## Given problem:
Will you give every entry again exactly as it stands?

--- Begin Information provided ---

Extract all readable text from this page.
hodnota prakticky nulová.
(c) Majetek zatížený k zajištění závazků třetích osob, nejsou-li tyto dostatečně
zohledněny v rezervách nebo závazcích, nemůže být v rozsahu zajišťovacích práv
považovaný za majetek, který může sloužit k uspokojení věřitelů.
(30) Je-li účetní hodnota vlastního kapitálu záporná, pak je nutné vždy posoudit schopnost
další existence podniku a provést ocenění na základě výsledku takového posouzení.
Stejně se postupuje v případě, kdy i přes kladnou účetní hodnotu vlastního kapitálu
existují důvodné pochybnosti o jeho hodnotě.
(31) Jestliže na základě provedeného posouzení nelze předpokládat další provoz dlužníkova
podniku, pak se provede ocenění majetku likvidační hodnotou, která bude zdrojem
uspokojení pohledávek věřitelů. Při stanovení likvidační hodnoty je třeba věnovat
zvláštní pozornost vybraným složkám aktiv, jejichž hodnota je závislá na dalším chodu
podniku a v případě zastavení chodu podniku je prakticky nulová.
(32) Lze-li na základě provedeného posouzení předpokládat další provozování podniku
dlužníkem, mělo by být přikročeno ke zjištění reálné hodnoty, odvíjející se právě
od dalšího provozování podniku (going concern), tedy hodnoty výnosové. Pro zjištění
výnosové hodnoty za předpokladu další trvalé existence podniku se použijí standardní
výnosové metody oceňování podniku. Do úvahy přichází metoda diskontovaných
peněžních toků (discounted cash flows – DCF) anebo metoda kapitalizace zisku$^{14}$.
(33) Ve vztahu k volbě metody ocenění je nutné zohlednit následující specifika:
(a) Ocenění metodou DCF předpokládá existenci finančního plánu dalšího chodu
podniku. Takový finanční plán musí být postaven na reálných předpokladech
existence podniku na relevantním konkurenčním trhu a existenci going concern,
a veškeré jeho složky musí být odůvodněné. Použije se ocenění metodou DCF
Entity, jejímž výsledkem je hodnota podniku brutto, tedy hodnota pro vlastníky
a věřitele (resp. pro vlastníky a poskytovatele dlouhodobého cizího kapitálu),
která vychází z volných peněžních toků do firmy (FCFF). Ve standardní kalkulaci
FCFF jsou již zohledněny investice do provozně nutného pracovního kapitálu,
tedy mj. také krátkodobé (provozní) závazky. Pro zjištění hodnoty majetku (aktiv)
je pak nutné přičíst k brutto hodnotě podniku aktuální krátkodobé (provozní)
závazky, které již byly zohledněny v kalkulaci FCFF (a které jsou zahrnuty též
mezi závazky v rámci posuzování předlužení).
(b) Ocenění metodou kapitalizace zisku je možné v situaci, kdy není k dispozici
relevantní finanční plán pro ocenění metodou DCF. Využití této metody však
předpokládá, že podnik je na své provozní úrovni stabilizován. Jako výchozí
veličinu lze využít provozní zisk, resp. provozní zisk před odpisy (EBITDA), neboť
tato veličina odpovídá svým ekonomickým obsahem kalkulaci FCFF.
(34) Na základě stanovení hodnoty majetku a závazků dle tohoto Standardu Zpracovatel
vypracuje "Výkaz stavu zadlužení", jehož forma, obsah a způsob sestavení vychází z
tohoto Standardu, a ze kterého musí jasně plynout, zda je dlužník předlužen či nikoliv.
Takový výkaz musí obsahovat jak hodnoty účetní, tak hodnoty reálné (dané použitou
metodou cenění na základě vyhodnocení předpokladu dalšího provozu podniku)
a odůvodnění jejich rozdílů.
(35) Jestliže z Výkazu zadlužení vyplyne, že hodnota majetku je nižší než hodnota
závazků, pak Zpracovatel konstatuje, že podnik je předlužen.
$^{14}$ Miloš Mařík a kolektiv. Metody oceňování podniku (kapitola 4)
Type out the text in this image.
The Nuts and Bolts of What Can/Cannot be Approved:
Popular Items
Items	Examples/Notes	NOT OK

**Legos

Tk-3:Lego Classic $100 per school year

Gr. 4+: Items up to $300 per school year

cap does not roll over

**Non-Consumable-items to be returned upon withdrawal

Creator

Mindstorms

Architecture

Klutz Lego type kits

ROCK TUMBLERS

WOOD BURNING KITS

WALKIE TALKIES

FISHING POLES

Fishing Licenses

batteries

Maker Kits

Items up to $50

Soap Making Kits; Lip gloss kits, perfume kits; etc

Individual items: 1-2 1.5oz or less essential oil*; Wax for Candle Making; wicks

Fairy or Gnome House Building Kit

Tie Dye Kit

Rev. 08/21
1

--- End Information provided ---

## Exercise solution:
Extract all readable text from this page.
hodnota prakticky nulová.
(c) Majetek zatížený k zajištění závazků třetích osob, nejsou-li tyto dostatečně
zohledněny v rezervách nebo závazcích, nemůže být v rozsahu zajišťovacích práv
považovaný za majetek, který může sloužit k uspokojení věřitelů.
(30) Je-li účetní hodnota vlastního kapitálu záporná, pak je nutné vždy posoudit schopnost
další existence podniku a provést ocenění na základě výsledku takového posouzení.
Stejně se postupuje v případě, kdy i přes kladnou účetní hodnotu vlastního kapitálu
existují důvodné pochybnosti o jeho hodnotě.
(31) Jestliže na základě provedeného posouzení nelze předpokládat další provoz dlužníkova
podniku, pak se provede ocenění majetku likvidační hodnotou, která bude zdrojem
uspokojení pohledávek věřitelů. Při stanovení likvidační hodnoty je třeba věnovat
zvláštní pozornost vybraným složkám aktiv, jejichž hodnota je závislá na dalším chodu
podniku a v případě zastavení chodu podniku je prakticky nulová.
(32) Lze-li na základě provedeného posouzení předpokládat další provozování podniku
dlužníkem, mělo by být přikročeno ke zjištění reálné hodnoty, odvíjející se právě
od dalšího provozování podniku (going concern), tedy hodnoty výnosové. Pro zjištění
výnosové hodnoty za předpokladu další trvalé existence podniku se použijí standardní
výnosové metody oceňování podniku. Do úvahy přichází metoda diskontovaných
peněžních toků (discounted cash flows – DCF) anebo metoda kapitalizace zisku$^{14}$.
(33) Ve vztahu k volbě metody ocenění je nutné zohlednit následující specifika:
(a) Ocenění metodou DCF předpokládá existenci finančního plánu dalšího chodu
podniku. Takový finanční plán musí být postaven na reálných předpokladech
existence podniku na relevantním konkurenčním trhu a existenci going concern,
a veškeré jeho složky musí být odůvodněné. Použije se ocenění metodou DCF
Entity, jejímž výsledkem je hodnota podniku brutto, tedy hodnota pro vlastníky
a věřitele (resp. pro vlastníky a poskytovatele dlouhodobého cizího kapitálu),
která vychází z volných peněžních toků do firmy (FCFF). Ve standardní kalkulaci
FCFF jsou již zohledněny investice do provozně nutného pracovního kapitálu,
tedy mj. také krátkodobé (provozní) závazky. Pro zjištění hodnoty majetku (aktiv)
je pak nutné přičíst k brutto hodnotě podniku aktuální krátkodobé (provozní)
závazky, které již byly zohledněny v kalkulaci FCFF (a které jsou zahrnuty též
mezi závazky v rámci posuzování předlužení).
(b) Ocenění metodou kapitalizace zisku je možné v situaci, kdy není k dispozici
relevantní finanční plán pro ocenění metodou DCF. Využití této metody však
předpokládá, že podnik je na své provozní úrovni stabilizován. Jako výchozí
veličinu lze využít provozní zisk, resp. provozní zisk před odpisy (EBITDA), neboť
tato veličina odpovídá svým ekonomickým obsahem kalkulaci FCFF.
(34) Na základě stanovení hodnoty majetku a závazků dle tohoto Standardu Zpracovatel
vypracuje "Výkaz stavu zadlužení", jehož forma, obsah a způsob sestavení vychází z
tohoto Standardu, a ze kterého musí jasně plynout, zda je dlužník předlužen či nikoliv.
Takový výkaz musí obsahovat jak hodnoty účetní, tak hodnoty reálné (dané použitou
metodou cenění na základě vyhodnocení předpokladu dalšího provozu podniku)
a odůvodnění jejich rozdílů.
(35) Jestliže z Výkazu zadlužení vyplyne, že hodnota majetku je nižší než hodnota
závazků, pak Zpracovatel konstatuje, že podnik je předlužen.
$^{14}$ Miloš Mařík a kolektiv. Metody oceňování podniku (kapitola 4)
Type out the text in this image.
The Nuts and Bolts of What Can/Cannot be Approved:
Popular Items
Items	Examples/Notes	NOT OK

**Legos

Tk-3:Lego Classic $100 per school year

Gr. 4+: Items up to $300 per school year

cap does not roll over

**Non-Consumable-items to be returned upon withdrawal

Creator

Mindstorms

Architecture

Klutz Lego type kits

ROCK TUMBLERS

WOOD BURNING KITS

WALKIE TALKIES

FISHING POLES

Fishing Licenses

batteries

Maker Kits

Items up to $50

Soap Making Kits; Lip gloss kits, perfume kits; etc

Individual items: 1-2 1.5oz or less essential oil*; Wax for Candle Making; wicks

Fairy or Gnome House Building Kit

Tie Dye Kit

Rev. 08/21
1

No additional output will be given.